**Written request:**
Count lines with "title" in them. Report only the total.

___ Source material ___

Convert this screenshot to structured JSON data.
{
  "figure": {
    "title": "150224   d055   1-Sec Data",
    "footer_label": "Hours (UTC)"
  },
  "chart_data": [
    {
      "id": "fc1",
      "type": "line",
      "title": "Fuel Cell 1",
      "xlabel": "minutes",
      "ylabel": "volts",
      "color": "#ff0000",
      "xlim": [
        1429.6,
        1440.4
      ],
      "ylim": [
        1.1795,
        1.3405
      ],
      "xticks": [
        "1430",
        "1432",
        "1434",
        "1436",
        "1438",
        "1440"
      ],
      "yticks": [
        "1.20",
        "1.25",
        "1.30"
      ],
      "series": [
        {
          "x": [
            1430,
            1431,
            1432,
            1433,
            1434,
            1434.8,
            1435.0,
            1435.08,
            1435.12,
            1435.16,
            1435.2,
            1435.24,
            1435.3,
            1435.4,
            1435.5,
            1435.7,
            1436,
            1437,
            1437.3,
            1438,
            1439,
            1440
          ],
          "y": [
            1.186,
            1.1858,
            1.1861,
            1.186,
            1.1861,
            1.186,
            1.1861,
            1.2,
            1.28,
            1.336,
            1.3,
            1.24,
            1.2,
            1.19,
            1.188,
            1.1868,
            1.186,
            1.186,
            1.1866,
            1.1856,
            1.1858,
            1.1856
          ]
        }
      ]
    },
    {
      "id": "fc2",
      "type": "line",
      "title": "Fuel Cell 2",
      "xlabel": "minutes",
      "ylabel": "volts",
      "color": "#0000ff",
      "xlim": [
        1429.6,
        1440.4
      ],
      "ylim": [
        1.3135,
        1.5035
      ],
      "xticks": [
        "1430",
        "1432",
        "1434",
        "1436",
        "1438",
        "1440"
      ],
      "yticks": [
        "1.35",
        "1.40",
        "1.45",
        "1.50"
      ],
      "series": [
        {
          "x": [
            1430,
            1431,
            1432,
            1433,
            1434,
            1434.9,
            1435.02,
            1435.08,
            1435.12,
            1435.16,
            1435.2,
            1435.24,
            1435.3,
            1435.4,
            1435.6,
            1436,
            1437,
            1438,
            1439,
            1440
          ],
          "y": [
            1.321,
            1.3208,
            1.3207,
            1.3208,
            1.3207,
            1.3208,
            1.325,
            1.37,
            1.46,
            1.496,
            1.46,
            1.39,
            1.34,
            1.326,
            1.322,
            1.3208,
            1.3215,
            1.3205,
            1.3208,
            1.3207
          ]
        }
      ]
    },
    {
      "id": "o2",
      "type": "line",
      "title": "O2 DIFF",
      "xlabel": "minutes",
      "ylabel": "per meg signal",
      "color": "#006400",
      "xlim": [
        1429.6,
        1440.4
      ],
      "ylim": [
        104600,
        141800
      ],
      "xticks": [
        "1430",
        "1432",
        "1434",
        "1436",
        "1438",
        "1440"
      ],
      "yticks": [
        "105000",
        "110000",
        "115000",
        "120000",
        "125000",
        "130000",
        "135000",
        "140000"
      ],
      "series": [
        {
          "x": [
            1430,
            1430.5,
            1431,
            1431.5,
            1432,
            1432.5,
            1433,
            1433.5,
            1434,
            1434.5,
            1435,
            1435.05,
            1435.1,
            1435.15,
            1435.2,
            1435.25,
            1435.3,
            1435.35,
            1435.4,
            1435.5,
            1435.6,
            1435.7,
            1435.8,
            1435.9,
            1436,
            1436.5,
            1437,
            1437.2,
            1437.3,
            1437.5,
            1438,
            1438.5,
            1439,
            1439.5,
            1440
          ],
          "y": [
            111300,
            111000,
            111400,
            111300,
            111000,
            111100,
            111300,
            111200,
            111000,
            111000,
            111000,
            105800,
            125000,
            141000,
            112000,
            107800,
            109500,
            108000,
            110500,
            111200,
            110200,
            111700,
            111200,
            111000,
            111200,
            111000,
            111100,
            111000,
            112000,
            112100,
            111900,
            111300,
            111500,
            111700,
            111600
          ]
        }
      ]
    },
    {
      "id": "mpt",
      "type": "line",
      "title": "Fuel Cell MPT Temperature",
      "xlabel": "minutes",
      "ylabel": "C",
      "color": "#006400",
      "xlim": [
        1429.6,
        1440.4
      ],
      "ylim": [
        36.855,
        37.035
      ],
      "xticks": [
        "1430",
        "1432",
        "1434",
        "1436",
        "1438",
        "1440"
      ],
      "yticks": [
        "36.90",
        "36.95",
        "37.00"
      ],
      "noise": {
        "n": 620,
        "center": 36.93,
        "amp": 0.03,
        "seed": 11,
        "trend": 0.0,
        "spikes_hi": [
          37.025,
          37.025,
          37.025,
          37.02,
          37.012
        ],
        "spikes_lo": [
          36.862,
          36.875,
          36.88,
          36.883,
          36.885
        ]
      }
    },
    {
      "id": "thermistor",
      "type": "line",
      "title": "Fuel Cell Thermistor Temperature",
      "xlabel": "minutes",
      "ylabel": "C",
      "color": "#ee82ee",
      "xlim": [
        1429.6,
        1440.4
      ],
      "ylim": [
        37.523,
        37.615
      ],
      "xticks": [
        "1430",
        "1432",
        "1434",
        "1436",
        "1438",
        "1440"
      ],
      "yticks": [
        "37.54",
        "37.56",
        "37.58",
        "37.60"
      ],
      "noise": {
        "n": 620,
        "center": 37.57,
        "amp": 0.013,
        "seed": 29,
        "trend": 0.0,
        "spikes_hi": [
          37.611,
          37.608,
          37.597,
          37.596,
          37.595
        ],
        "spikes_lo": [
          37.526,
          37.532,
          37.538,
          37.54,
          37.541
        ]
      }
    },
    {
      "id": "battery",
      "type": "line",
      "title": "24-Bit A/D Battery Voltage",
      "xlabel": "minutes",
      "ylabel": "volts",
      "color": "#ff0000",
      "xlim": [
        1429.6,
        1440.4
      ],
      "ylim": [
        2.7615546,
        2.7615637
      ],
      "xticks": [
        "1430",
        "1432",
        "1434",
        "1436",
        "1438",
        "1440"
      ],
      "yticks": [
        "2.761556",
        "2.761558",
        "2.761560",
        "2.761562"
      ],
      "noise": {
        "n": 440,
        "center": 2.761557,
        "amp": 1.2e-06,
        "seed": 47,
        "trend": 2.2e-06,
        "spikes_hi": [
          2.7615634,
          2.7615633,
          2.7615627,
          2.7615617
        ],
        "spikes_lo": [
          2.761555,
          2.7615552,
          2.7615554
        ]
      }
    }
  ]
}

___

**Written response:**
7